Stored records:

┄┄┄┄┄┄┄┄┄┄

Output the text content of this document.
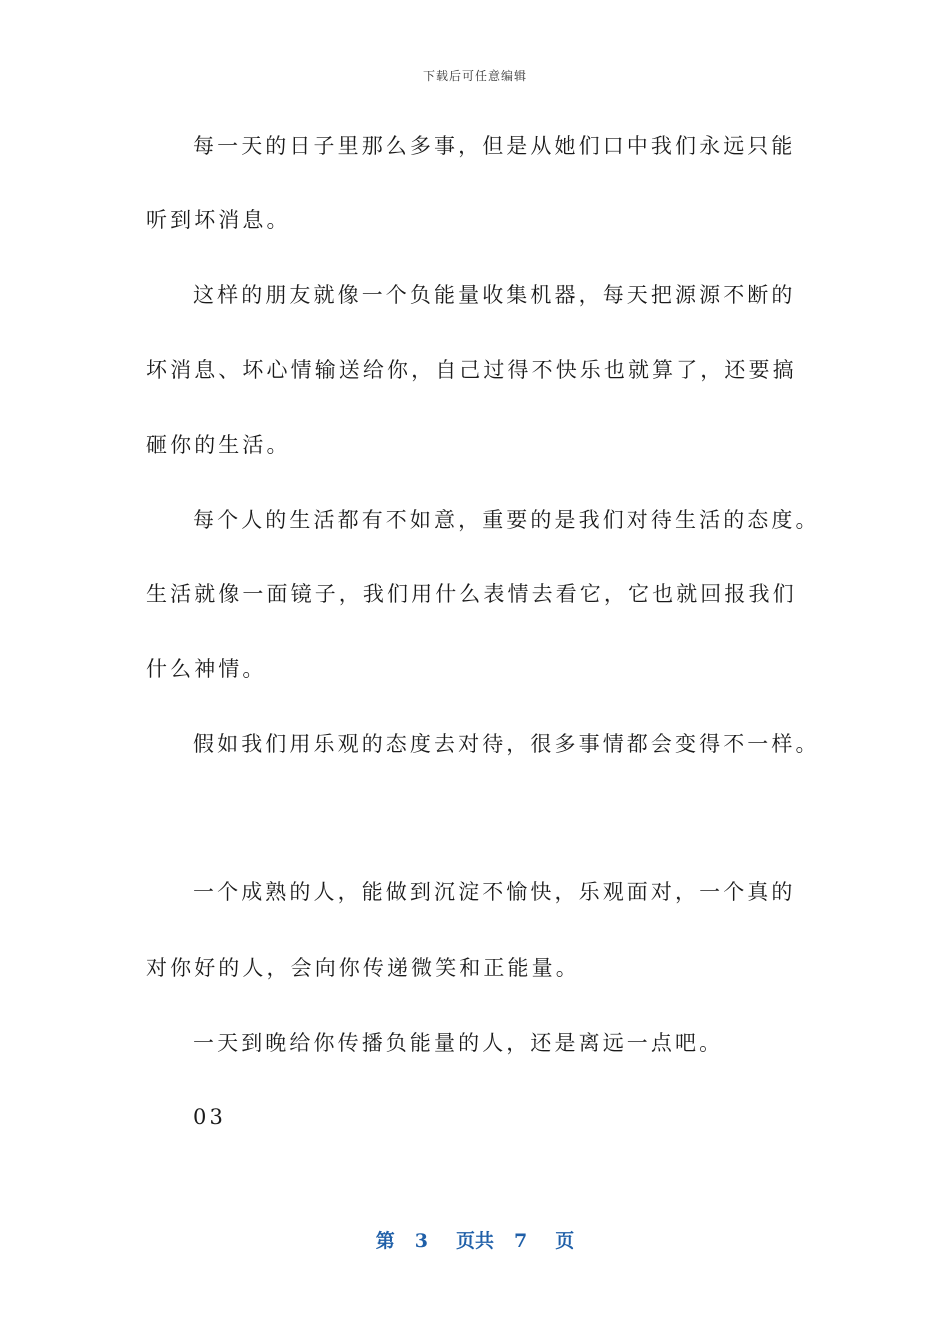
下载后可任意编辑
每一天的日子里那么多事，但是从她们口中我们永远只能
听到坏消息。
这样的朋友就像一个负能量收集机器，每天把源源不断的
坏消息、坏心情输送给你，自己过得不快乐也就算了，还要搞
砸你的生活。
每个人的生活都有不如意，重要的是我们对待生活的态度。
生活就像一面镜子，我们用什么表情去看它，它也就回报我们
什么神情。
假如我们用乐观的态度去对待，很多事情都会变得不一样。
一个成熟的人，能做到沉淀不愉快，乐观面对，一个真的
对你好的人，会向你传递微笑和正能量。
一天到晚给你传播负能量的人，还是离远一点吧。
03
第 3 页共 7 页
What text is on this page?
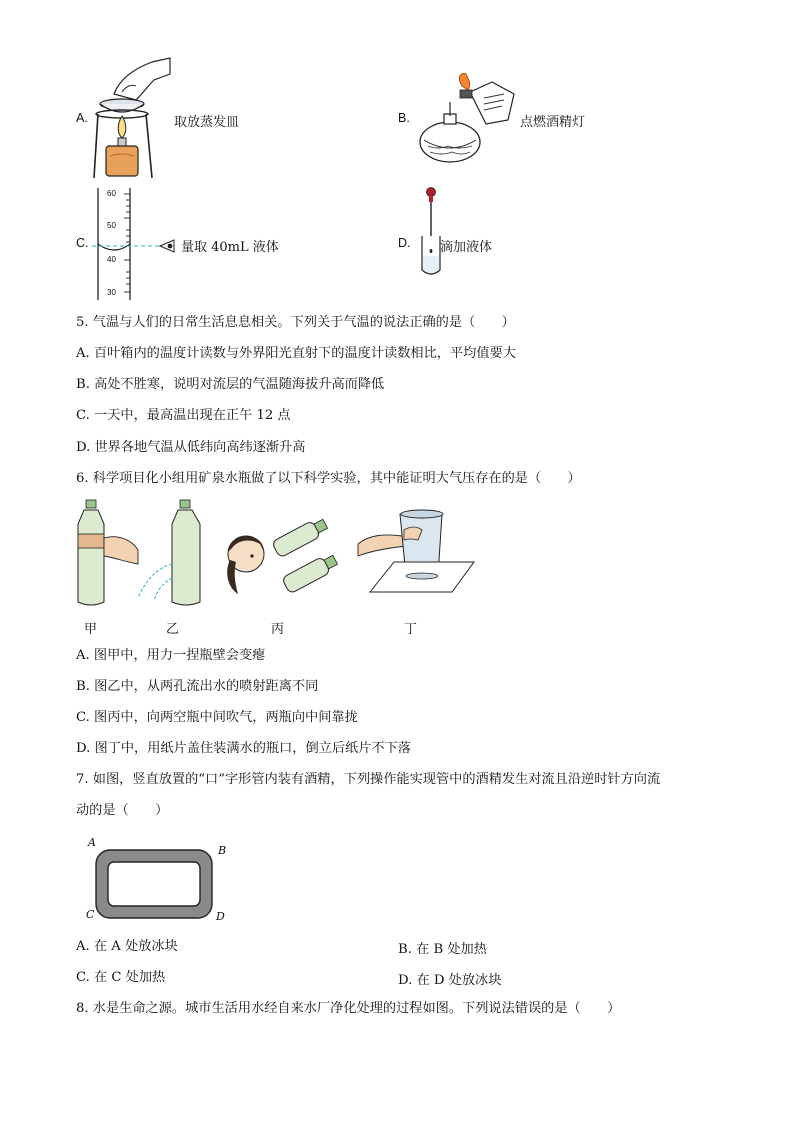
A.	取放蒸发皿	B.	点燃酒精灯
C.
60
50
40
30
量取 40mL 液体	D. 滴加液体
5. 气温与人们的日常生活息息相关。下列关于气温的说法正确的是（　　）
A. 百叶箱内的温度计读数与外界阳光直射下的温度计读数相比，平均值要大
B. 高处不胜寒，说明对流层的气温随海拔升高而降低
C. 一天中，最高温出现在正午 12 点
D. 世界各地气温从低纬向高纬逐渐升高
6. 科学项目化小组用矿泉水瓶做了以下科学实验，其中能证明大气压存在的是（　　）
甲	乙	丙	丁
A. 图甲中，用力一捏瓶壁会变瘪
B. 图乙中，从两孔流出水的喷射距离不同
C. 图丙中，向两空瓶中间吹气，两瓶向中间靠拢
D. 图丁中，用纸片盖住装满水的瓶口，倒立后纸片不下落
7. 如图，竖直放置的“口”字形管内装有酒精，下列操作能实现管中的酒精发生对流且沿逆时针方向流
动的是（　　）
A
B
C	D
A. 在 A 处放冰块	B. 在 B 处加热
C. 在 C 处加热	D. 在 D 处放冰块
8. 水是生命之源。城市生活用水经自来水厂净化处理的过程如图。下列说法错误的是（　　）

┄┄┄┄┄┄┄┄┄┄

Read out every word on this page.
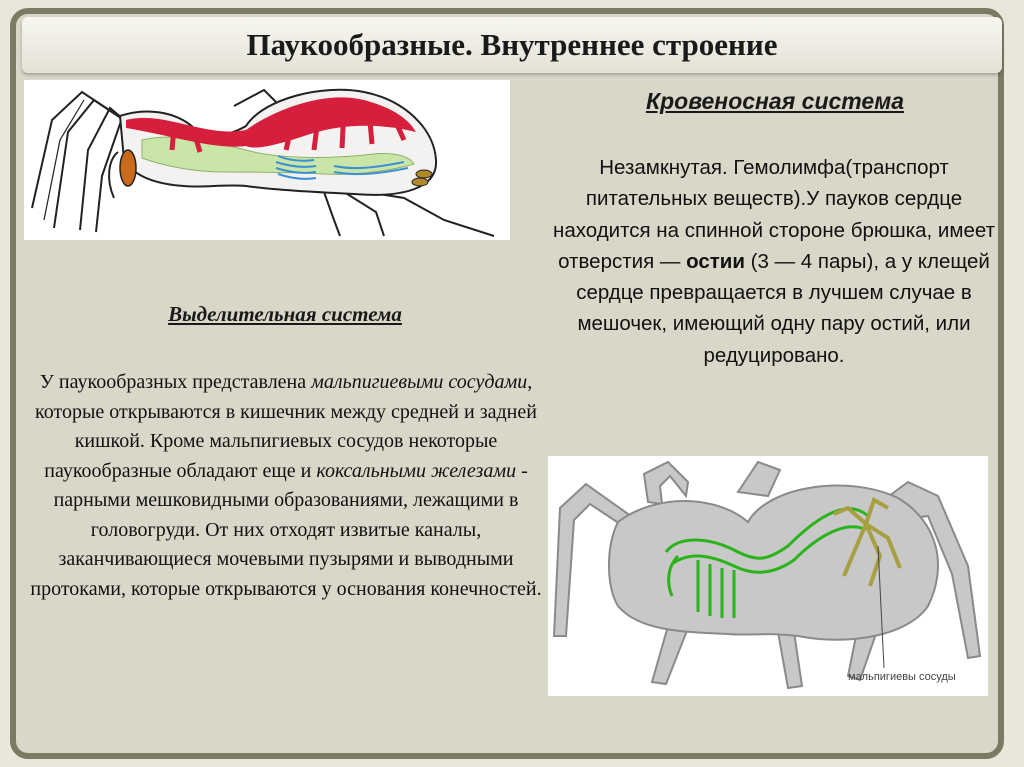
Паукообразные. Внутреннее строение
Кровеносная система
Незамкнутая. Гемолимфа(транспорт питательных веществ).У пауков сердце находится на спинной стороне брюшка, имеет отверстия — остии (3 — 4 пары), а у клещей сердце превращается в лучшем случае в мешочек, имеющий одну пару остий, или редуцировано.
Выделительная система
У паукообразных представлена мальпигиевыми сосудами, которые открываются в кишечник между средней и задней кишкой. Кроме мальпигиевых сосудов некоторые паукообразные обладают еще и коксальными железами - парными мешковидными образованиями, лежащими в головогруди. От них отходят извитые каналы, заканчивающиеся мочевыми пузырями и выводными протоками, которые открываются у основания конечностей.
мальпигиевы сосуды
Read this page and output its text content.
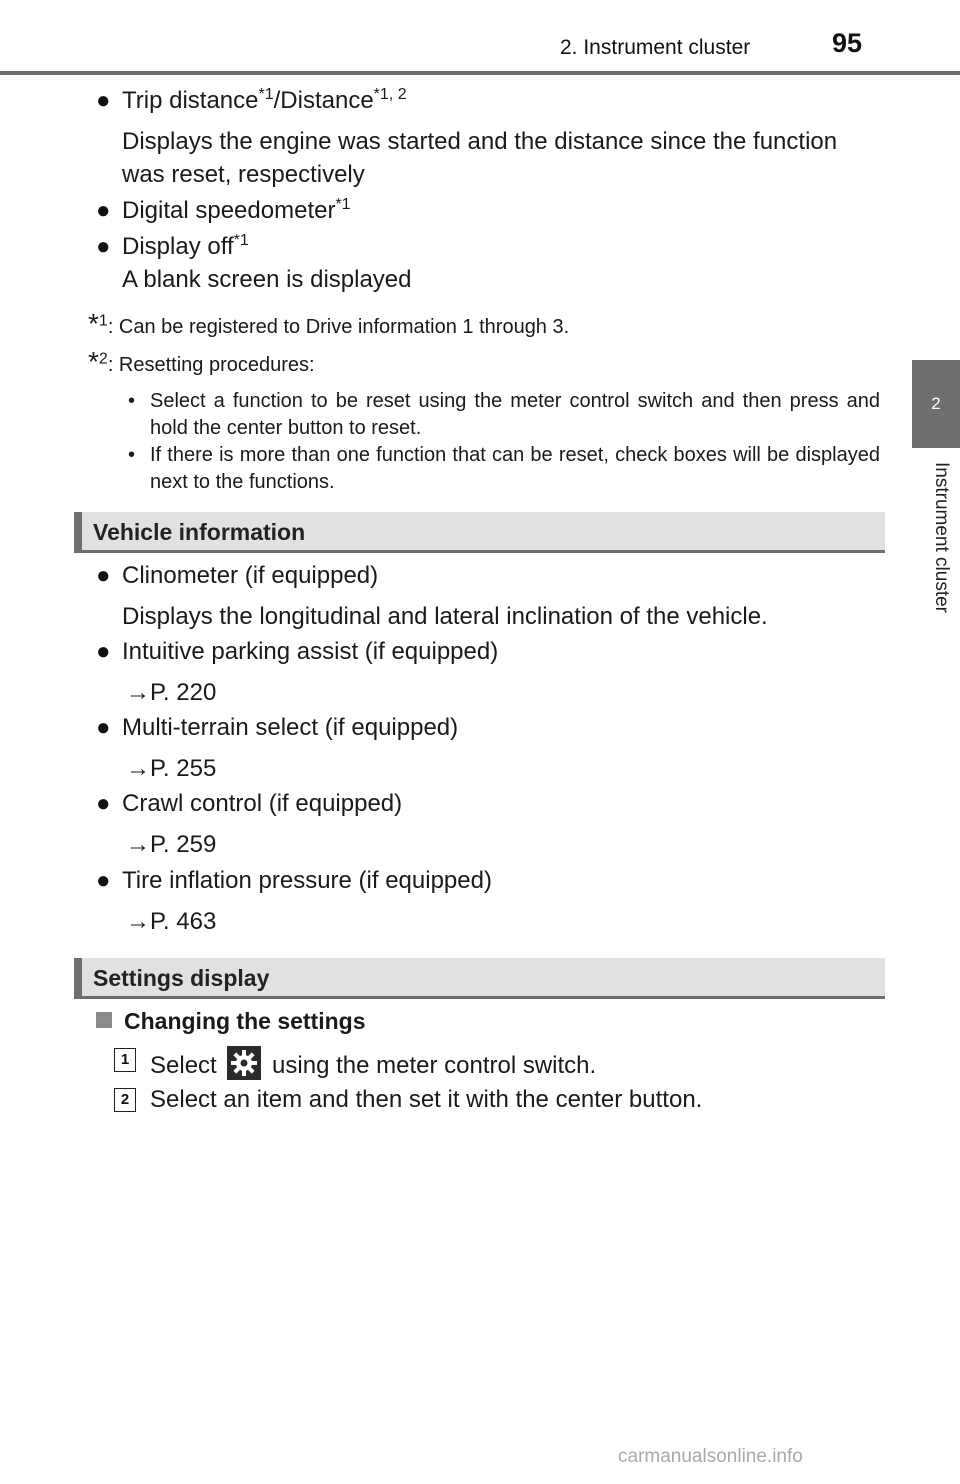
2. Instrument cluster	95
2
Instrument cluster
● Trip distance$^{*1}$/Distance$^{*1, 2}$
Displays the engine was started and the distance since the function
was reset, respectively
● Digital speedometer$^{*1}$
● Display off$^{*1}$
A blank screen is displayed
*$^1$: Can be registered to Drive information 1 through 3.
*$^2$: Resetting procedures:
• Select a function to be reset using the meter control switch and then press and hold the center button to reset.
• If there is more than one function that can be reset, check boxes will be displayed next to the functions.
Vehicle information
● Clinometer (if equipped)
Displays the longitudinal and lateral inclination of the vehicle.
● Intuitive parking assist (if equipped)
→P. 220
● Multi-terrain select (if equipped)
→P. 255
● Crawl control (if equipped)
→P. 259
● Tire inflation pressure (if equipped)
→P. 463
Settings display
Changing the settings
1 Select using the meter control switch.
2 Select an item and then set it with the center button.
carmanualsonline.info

┄┄┄┄┄┄┄┄┄┄

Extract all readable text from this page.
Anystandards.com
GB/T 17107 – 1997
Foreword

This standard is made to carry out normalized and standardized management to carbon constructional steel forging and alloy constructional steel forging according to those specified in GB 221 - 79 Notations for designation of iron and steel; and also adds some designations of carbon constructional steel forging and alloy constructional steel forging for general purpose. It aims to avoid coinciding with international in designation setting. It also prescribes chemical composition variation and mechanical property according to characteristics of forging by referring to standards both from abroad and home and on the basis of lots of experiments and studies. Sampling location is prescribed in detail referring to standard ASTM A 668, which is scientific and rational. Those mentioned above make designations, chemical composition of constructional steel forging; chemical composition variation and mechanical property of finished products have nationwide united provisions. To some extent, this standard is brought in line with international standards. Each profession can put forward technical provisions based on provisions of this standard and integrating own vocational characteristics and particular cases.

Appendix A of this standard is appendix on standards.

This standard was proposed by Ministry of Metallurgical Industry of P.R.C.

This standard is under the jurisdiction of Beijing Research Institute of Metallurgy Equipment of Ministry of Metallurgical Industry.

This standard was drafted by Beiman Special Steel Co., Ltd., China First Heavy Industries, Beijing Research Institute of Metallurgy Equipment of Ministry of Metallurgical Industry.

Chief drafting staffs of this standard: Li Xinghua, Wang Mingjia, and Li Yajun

┄┄┄┄┄┄┄┄┄┄

The problem
Where does the word "displayed" appear? Return each line that holds it.

Answer for this exercise
A blank screen is displayed
• If there is more than one function that can be reset, check boxes will be displayed next to the functions.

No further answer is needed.